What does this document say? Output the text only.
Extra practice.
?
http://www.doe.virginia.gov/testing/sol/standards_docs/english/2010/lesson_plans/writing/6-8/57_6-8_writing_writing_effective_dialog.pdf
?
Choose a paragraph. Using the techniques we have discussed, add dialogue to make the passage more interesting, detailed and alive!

########

Brief
Repeat the records above exactly as they appear.

Written answer
What does this document say? Output the text only.
Extra practice.
?
http://www.doe.virginia.gov/testing/sol/standards_docs/english/2010/lesson_plans/writing/6-8/57_6-8_writing_writing_effective_dialog.pdf
?
Choose a paragraph. Using the techniques we have discussed, add dialogue to make the passage more interesting, detailed and alive!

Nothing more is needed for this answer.